TASK PROMPT – Check every line below for the word "Create" and copy each one that has it.

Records
>> begin

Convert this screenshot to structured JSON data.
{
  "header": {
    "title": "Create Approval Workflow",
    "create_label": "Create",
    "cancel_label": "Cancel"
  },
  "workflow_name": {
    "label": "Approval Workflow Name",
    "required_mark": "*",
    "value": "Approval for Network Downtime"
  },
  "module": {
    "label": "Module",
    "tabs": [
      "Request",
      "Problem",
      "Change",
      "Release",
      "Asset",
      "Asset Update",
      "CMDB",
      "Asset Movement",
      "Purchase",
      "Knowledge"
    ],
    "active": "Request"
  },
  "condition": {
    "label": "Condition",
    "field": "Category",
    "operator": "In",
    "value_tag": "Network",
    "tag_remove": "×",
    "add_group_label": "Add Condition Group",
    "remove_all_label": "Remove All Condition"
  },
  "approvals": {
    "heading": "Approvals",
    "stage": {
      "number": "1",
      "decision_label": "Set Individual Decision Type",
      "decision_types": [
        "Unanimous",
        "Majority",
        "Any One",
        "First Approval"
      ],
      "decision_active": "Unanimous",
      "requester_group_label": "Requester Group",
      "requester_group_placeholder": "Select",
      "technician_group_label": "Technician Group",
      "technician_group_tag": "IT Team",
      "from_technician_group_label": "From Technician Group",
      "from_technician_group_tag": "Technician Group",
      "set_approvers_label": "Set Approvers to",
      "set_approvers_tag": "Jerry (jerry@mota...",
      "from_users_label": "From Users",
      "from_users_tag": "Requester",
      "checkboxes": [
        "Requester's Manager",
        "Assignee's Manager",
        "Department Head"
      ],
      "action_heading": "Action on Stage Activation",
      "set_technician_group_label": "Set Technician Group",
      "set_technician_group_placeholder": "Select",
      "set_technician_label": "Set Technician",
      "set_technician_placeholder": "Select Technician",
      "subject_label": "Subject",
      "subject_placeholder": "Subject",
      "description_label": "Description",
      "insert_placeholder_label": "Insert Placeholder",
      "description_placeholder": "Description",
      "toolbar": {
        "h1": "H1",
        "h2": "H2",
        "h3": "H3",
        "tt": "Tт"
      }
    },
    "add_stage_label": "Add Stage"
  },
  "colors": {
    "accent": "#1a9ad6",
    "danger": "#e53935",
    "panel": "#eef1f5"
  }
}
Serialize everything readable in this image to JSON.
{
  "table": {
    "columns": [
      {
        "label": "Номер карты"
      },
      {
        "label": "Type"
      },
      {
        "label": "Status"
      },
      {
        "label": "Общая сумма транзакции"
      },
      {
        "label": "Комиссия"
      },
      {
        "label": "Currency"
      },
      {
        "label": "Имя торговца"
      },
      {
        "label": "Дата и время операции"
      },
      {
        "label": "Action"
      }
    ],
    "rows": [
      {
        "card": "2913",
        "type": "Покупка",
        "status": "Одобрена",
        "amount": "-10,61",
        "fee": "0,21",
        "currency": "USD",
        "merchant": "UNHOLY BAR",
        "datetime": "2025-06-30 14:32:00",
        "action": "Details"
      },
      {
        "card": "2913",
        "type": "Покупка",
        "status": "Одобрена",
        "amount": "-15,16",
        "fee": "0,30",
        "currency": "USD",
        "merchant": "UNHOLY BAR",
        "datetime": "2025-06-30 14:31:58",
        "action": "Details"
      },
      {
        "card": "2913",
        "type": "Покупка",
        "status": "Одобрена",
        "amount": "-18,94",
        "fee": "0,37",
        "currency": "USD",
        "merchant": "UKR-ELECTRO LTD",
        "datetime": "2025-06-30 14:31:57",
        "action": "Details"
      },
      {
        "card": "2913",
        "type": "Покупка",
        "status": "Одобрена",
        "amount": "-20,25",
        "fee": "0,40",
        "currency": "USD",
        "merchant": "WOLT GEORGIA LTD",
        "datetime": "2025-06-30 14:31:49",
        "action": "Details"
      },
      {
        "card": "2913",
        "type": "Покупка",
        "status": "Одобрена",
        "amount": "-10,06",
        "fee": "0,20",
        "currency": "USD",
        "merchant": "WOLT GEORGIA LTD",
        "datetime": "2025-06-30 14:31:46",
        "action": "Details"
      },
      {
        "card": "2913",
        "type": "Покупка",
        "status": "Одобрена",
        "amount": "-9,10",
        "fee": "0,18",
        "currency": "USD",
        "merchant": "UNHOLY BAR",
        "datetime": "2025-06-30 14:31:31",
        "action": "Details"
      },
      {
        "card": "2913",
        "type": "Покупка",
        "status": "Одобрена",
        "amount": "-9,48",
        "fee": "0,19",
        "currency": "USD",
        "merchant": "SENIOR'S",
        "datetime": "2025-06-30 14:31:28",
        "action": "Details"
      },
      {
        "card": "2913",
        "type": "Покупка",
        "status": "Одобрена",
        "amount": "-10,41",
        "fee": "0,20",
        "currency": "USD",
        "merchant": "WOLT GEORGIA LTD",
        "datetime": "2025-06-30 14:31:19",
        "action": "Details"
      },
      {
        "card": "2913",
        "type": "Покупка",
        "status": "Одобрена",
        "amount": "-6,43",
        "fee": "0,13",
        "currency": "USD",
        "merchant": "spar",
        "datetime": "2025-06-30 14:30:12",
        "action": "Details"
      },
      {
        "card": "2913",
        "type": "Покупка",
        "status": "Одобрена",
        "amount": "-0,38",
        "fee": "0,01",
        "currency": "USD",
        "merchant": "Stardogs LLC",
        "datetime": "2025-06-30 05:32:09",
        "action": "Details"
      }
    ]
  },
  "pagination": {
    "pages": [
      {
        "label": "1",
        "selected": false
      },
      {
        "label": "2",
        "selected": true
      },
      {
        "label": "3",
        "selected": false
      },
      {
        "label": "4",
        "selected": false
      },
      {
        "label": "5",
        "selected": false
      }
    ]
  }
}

>> end

FINISHED EXERCISE –
    "title": "Create Approval Workflow",
    "create_label": "Create",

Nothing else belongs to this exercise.